[Extracted records]
----------

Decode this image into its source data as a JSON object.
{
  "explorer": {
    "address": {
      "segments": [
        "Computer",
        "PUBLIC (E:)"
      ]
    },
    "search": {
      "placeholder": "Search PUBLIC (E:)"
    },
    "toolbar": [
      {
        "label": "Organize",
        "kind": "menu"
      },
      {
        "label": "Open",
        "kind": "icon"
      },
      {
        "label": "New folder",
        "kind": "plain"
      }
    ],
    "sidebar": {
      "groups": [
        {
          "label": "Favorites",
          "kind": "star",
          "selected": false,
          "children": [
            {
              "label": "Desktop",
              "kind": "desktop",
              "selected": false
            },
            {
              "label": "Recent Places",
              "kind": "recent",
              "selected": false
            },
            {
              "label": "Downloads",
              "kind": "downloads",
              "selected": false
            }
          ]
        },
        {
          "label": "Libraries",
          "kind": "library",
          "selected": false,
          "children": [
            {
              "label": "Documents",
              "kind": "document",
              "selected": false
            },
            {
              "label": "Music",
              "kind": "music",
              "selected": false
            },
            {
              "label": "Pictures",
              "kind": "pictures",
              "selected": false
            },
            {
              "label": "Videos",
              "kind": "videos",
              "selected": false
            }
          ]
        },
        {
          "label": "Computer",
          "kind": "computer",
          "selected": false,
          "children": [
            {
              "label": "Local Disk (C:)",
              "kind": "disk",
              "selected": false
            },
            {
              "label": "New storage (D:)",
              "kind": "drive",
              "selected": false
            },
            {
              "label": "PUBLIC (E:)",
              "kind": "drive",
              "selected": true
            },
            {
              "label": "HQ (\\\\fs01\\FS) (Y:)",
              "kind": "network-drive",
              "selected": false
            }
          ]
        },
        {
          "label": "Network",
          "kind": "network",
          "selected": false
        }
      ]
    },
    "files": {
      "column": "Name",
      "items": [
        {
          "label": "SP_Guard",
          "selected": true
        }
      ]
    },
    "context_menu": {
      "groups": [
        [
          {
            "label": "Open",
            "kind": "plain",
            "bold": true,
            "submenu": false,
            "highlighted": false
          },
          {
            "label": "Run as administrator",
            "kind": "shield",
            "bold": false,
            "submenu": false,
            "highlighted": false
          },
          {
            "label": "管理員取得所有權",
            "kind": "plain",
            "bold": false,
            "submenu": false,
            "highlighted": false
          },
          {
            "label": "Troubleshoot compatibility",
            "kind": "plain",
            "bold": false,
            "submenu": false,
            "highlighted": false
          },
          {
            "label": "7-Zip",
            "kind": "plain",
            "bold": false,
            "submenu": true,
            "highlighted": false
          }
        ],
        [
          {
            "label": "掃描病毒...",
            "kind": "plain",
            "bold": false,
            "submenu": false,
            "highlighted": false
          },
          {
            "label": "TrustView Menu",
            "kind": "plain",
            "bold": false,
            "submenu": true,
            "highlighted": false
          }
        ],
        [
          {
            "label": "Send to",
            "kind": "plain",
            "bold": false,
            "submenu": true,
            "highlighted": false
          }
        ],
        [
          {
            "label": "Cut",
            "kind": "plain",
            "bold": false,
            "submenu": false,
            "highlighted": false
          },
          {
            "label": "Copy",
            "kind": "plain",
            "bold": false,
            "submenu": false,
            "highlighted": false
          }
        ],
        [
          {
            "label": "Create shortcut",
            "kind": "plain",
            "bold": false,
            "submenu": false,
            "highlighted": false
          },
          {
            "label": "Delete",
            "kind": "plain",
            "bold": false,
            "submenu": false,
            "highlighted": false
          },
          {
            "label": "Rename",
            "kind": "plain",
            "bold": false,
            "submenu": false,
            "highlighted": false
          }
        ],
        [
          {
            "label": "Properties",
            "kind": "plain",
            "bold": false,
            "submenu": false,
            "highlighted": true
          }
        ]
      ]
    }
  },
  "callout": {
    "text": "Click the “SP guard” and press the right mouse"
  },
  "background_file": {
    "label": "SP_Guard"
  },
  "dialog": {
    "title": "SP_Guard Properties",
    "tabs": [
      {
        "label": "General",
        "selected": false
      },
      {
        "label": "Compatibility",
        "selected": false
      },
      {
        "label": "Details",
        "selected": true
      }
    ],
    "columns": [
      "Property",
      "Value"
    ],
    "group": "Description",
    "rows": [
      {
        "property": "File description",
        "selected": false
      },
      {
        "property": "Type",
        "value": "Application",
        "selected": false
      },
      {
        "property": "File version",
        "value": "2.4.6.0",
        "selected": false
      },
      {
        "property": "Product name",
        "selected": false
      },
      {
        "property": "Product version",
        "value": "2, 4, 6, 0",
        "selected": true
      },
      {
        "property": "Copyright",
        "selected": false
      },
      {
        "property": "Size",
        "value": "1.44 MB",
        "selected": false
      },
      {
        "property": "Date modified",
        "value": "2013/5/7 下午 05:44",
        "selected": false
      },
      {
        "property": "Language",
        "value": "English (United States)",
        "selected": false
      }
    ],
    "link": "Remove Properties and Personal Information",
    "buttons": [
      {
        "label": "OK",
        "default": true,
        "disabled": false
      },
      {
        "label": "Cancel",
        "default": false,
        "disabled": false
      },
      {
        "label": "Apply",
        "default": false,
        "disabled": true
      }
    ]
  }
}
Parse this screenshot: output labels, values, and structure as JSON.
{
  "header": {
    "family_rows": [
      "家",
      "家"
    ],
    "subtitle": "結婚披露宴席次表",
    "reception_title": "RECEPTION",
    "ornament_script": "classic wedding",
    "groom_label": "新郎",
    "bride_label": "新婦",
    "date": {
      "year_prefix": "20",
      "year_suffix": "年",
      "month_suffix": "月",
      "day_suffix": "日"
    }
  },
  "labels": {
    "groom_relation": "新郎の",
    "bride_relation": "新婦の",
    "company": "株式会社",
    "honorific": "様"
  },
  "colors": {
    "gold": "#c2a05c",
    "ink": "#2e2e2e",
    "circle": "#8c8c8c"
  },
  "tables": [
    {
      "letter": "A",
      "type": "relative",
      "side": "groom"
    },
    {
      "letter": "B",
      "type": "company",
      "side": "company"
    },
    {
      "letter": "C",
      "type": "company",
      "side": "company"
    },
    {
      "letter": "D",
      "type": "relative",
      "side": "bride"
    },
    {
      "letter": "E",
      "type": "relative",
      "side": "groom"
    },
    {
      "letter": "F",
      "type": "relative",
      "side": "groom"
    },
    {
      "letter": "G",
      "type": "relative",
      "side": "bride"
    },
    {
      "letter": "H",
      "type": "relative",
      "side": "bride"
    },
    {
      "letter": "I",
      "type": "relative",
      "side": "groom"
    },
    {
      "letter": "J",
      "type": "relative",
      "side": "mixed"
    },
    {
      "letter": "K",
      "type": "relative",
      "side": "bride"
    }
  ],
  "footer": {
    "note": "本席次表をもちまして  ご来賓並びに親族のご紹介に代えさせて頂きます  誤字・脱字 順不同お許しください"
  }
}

----------

• SHORT EXERCISE:
Print all of the entries exactly as they are written.

• REPLY TO THE TASK:
Decode this image into its source data as a JSON object.
{
  "explorer": {
    "address": {
      "segments": [
        "Computer",
        "PUBLIC (E:)"
      ]
    },
    "search": {
      "placeholder": "Search PUBLIC (E:)"
    },
    "toolbar": [
      {
        "label": "Organize",
        "kind": "menu"
      },
      {
        "label": "Open",
        "kind": "icon"
      },
      {
        "label": "New folder",
        "kind": "plain"
      }
    ],
    "sidebar": {
      "groups": [
        {
          "label": "Favorites",
          "kind": "star",
          "selected": false,
          "children": [
            {
              "label": "Desktop",
              "kind": "desktop",
              "selected": false
            },
            {
              "label": "Recent Places",
              "kind": "recent",
              "selected": false
            },
            {
              "label": "Downloads",
              "kind": "downloads",
              "selected": false
            }
          ]
        },
        {
          "label": "Libraries",
          "kind": "library",
          "selected": false,
          "children": [
            {
              "label": "Documents",
              "kind": "document",
              "selected": false
            },
            {
              "label": "Music",
              "kind": "music",
              "selected": false
            },
            {
              "label": "Pictures",
              "kind": "pictures",
              "selected": false
            },
            {
              "label": "Videos",
              "kind": "videos",
              "selected": false
            }
          ]
        },
        {
          "label": "Computer",
          "kind": "computer",
          "selected": false,
          "children": [
            {
              "label": "Local Disk (C:)",
              "kind": "disk",
              "selected": false
            },
            {
              "label": "New storage (D:)",
              "kind": "drive",
              "selected": false
            },
            {
              "label": "PUBLIC (E:)",
              "kind": "drive",
              "selected": true
            },
            {
              "label": "HQ (\\\\fs01\\FS) (Y:)",
              "kind": "network-drive",
              "selected": false
            }
          ]
        },
        {
          "label": "Network",
          "kind": "network",
          "selected": false
        }
      ]
    },
    "files": {
      "column": "Name",
      "items": [
        {
          "label": "SP_Guard",
          "selected": true
        }
      ]
    },
    "context_menu": {
      "groups": [
        [
          {
            "label": "Open",
            "kind": "plain",
            "bold": true,
            "submenu": false,
            "highlighted": false
          },
          {
            "label": "Run as administrator",
            "kind": "shield",
            "bold": false,
            "submenu": false,
            "highlighted": false
          },
          {
            "label": "管理員取得所有權",
            "kind": "plain",
            "bold": false,
            "submenu": false,
            "highlighted": false
          },
          {
            "label": "Troubleshoot compatibility",
            "kind": "plain",
            "bold": false,
            "submenu": false,
            "highlighted": false
          },
          {
            "label": "7-Zip",
            "kind": "plain",
            "bold": false,
            "submenu": true,
            "highlighted": false
          }
        ],
        [
          {
            "label": "掃描病毒...",
            "kind": "plain",
            "bold": false,
            "submenu": false,
            "highlighted": false
          },
          {
            "label": "TrustView Menu",
            "kind": "plain",
            "bold": false,
            "submenu": true,
            "highlighted": false
          }
        ],
        [
          {
            "label": "Send to",
            "kind": "plain",
            "bold": false,
            "submenu": true,
            "highlighted": false
          }
        ],
        [
          {
            "label": "Cut",
            "kind": "plain",
            "bold": false,
            "submenu": false,
            "highlighted": false
          },
          {
            "label": "Copy",
            "kind": "plain",
            "bold": false,
            "submenu": false,
            "highlighted": false
          }
        ],
        [
          {
            "label": "Create shortcut",
            "kind": "plain",
            "bold": false,
            "submenu": false,
            "highlighted": false
          },
          {
            "label": "Delete",
            "kind": "plain",
            "bold": false,
            "submenu": false,
            "highlighted": false
          },
          {
            "label": "Rename",
            "kind": "plain",
            "bold": false,
            "submenu": false,
            "highlighted": false
          }
        ],
        [
          {
            "label": "Properties",
            "kind": "plain",
            "bold": false,
            "submenu": false,
            "highlighted": true
          }
        ]
      ]
    }
  },
  "callout": {
    "text": "Click the “SP guard” and press the right mouse"
  },
  "background_file": {
    "label": "SP_Guard"
  },
  "dialog": {
    "title": "SP_Guard Properties",
    "tabs": [
      {
        "label": "General",
        "selected": false
      },
      {
        "label": "Compatibility",
        "selected": false
      },
      {
        "label": "Details",
        "selected": true
      }
    ],
    "columns": [
      "Property",
      "Value"
    ],
    "group": "Description",
    "rows": [
      {
        "property": "File description",
        "selected": false
      },
      {
        "property": "Type",
        "value": "Application",
        "selected": false
      },
      {
        "property": "File version",
        "value": "2.4.6.0",
        "selected": false
      },
      {
        "property": "Product name",
        "selected": false
      },
      {
        "property": "Product version",
        "value": "2, 4, 6, 0",
        "selected": true
      },
      {
        "property": "Copyright",
        "selected": false
      },
      {
        "property": "Size",
        "value": "1.44 MB",
        "selected": false
      },
      {
        "property": "Date modified",
        "value": "2013/5/7 下午 05:44",
        "selected": false
      },
      {
        "property": "Language",
        "value": "English (United States)",
        "selected": false
      }
    ],
    "link": "Remove Properties and Personal Information",
    "buttons": [
      {
        "label": "OK",
        "default": true,
        "disabled": false
      },
      {
        "label": "Cancel",
        "default": false,
        "disabled": false
      },
      {
        "label": "Apply",
        "default": false,
        "disabled": true
      }
    ]
  }
}
Parse this screenshot: output labels, values, and structure as JSON.
{
  "header": {
    "family_rows": [
      "家",
      "家"
    ],
    "subtitle": "結婚披露宴席次表",
    "reception_title": "RECEPTION",
    "ornament_script": "classic wedding",
    "groom_label": "新郎",
    "bride_label": "新婦",
    "date": {
      "year_prefix": "20",
      "year_suffix": "年",
      "month_suffix": "月",
      "day_suffix": "日"
    }
  },
  "labels": {
    "groom_relation": "新郎の",
    "bride_relation": "新婦の",
    "company": "株式会社",
    "honorific": "様"
  },
  "colors": {
    "gold": "#c2a05c",
    "ink": "#2e2e2e",
    "circle": "#8c8c8c"
  },
  "tables": [
    {
      "letter": "A",
      "type": "relative",
      "side": "groom"
    },
    {
      "letter": "B",
      "type": "company",
      "side": "company"
    },
    {
      "letter": "C",
      "type": "company",
      "side": "company"
    },
    {
      "letter": "D",
      "type": "relative",
      "side": "bride"
    },
    {
      "letter": "E",
      "type": "relative",
      "side": "groom"
    },
    {
      "letter": "F",
      "type": "relative",
      "side": "groom"
    },
    {
      "letter": "G",
      "type": "relative",
      "side": "bride"
    },
    {
      "letter": "H",
      "type": "relative",
      "side": "bride"
    },
    {
      "letter": "I",
      "type": "relative",
      "side": "groom"
    },
    {
      "letter": "J",
      "type": "relative",
      "side": "mixed"
    },
    {
      "letter": "K",
      "type": "relative",
      "side": "bride"
    }
  ],
  "footer": {
    "note": "本席次表をもちまして  ご来賓並びに親族のご紹介に代えさせて頂きます  誤字・脱字 順不同お許しください"
  }
}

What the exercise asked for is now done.